▸ GOAL
Your task is to repeat the listing exactly.

════

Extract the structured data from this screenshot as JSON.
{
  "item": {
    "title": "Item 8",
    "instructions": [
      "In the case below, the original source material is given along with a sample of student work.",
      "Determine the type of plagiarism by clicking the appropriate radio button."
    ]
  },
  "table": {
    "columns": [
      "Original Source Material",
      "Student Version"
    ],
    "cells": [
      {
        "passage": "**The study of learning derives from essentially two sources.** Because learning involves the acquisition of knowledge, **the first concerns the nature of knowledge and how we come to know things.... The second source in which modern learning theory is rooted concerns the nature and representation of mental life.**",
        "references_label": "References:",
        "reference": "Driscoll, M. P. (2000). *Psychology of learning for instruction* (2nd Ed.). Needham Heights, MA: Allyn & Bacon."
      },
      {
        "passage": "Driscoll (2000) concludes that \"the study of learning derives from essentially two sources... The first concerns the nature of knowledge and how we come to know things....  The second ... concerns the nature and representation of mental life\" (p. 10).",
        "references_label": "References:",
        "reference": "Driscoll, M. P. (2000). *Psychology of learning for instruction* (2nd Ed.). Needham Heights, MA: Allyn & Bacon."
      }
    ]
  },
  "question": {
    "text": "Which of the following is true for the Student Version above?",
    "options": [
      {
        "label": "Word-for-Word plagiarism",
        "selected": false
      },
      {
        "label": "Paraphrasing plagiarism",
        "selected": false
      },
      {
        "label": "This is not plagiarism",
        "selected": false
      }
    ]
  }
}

════

▸ EXERCISE RESULT
Extract the structured data from this screenshot as JSON.
{
  "item": {
    "title": "Item 8",
    "instructions": [
      "In the case below, the original source material is given along with a sample of student work.",
      "Determine the type of plagiarism by clicking the appropriate radio button."
    ]
  },
  "table": {
    "columns": [
      "Original Source Material",
      "Student Version"
    ],
    "cells": [
      {
        "passage": "**The study of learning derives from essentially two sources.** Because learning involves the acquisition of knowledge, **the first concerns the nature of knowledge and how we come to know things.... The second source in which modern learning theory is rooted concerns the nature and representation of mental life.**",
        "references_label": "References:",
        "reference": "Driscoll, M. P. (2000). *Psychology of learning for instruction* (2nd Ed.). Needham Heights, MA: Allyn & Bacon."
      },
      {
        "passage": "Driscoll (2000) concludes that \"the study of learning derives from essentially two sources... The first concerns the nature of knowledge and how we come to know things....  The second ... concerns the nature and representation of mental life\" (p. 10).",
        "references_label": "References:",
        "reference": "Driscoll, M. P. (2000). *Psychology of learning for instruction* (2nd Ed.). Needham Heights, MA: Allyn & Bacon."
      }
    ]
  },
  "question": {
    "text": "Which of the following is true for the Student Version above?",
    "options": [
      {
        "label": "Word-for-Word plagiarism",
        "selected": false
      },
      {
        "label": "Paraphrasing plagiarism",
        "selected": false
      },
      {
        "label": "This is not plagiarism",
        "selected": false
      }
    ]
  }
}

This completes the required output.